_REQUIREMENTS_
Make an exact copy of all the entries, with the pictures left out.

[Stored entries]

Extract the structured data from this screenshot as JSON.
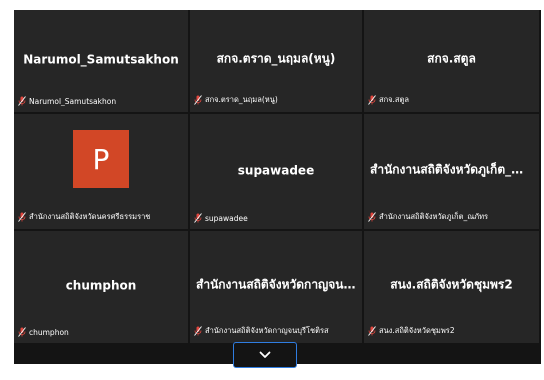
{
  "tiles": [
    {
      "name": "Narumol_Samutsakhon",
      "label": "Narumol_Samutsakhon"
    },
    {
      "name": "สกจ.ตราด_นฤมล(หนู)",
      "label": "สกจ.ตราด_นฤมล(หนู)"
    },
    {
      "name": "สกจ.สตูล",
      "label": "สกจ.สตูล"
    },
    {
      "name": "",
      "avatar_letter": "P",
      "label": "สำนักงานสถิติจังหวัดนครศรีธรรมราช"
    },
    {
      "name": "supawadee",
      "label": "supawadee"
    },
    {
      "name": "สำนักงานสถิติจังหวัดภูเก็ต_ณ...",
      "label": "สำนักงานสถิติจังหวัดภูเก็ต_ณภัทร"
    },
    {
      "name": "chumphon",
      "label": "chumphon"
    },
    {
      "name": "สำนักงานสถิติจังหวัดกาญจน...",
      "label": "สำนักงานสถิติจังหวัดกาญจนบุรีโชติรส"
    },
    {
      "name": "สนง.สถิติจังหวัดชุมพร2",
      "label": "สนง.สถิติจังหวัดชุมพร2"
    }
  ],
  "colors": {
    "tile_bg": "#262626",
    "mic_off": "#e0463e",
    "avatar_ppt": "#d24726",
    "accent": "#2f7de1"
  },
  "icons": {
    "mic": "mic-off-icon",
    "expand": "chevron-down-icon"
  }
}
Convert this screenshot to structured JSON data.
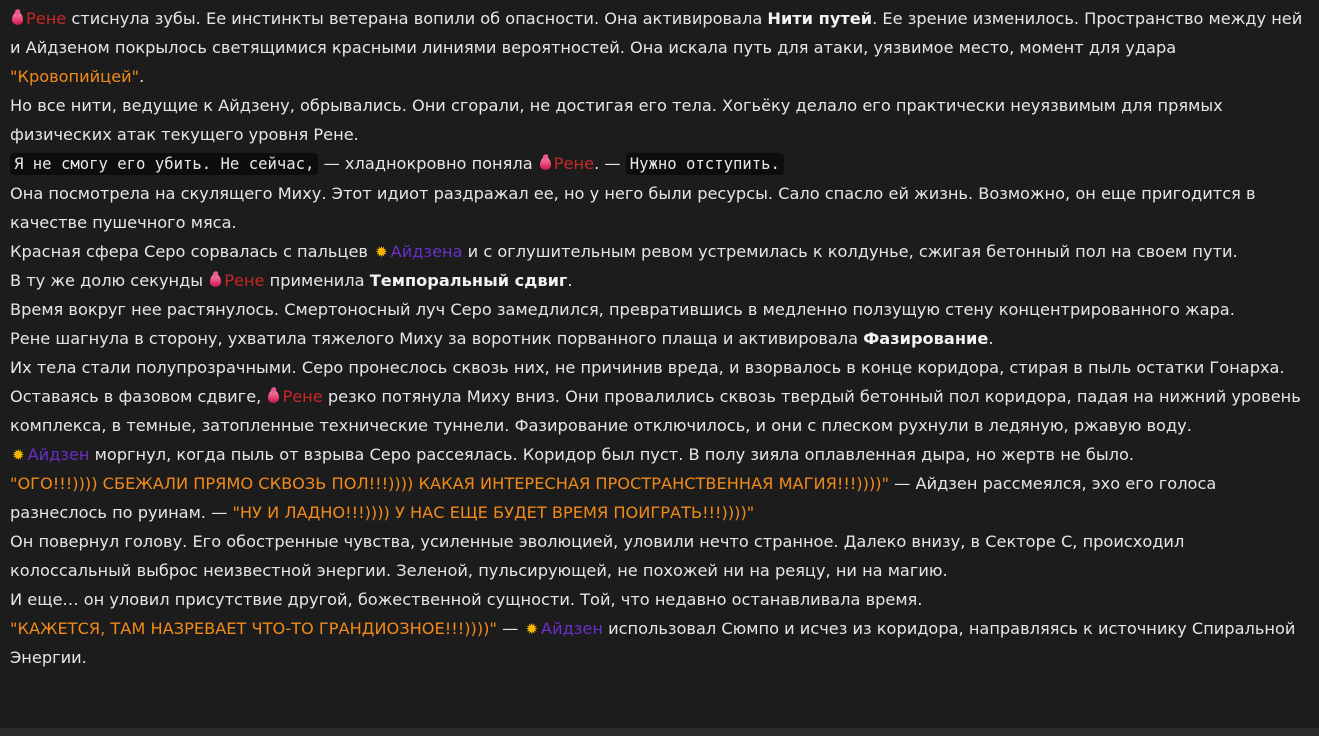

_FULL ANSWER_
Extract the structured data from this screenshot as JSON.
{
  "tiles": [
    {
      "name": "Narumol_Samutsakhon",
      "label": "Narumol_Samutsakhon"
    },
    {
      "name": "สกจ.ตราด_นฤมล(หนู)",
      "label": "สกจ.ตราด_นฤมล(หนู)"
    },
    {
      "name": "สกจ.สตูล",
      "label": "สกจ.สตูล"
    },
    {
      "name": "",
      "avatar_letter": "P",
      "label": "สำนักงานสถิติจังหวัดนครศรีธรรมราช"
    },
    {
      "name": "supawadee",
      "label": "supawadee"
    },
    {
      "name": "สำนักงานสถิติจังหวัดภูเก็ต_ณ...",
      "label": "สำนักงานสถิติจังหวัดภูเก็ต_ณภัทร"
    },
    {
      "name": "chumphon",
      "label": "chumphon"
    },
    {
      "name": "สำนักงานสถิติจังหวัดกาญจน...",
      "label": "สำนักงานสถิติจังหวัดกาญจนบุรีโชติรส"
    },
    {
      "name": "สนง.สถิติจังหวัดชุมพร2",
      "label": "สนง.สถิติจังหวัดชุมพร2"
    }
  ],
  "colors": {
    "tile_bg": "#262626",
    "mic_off": "#e0463e",
    "avatar_ppt": "#d24726",
    "accent": "#2f7de1"
  },
  "icons": {
    "mic": "mic-off-icon",
    "expand": "chevron-down-icon"
  }
}
Convert this screenshot to structured JSON data.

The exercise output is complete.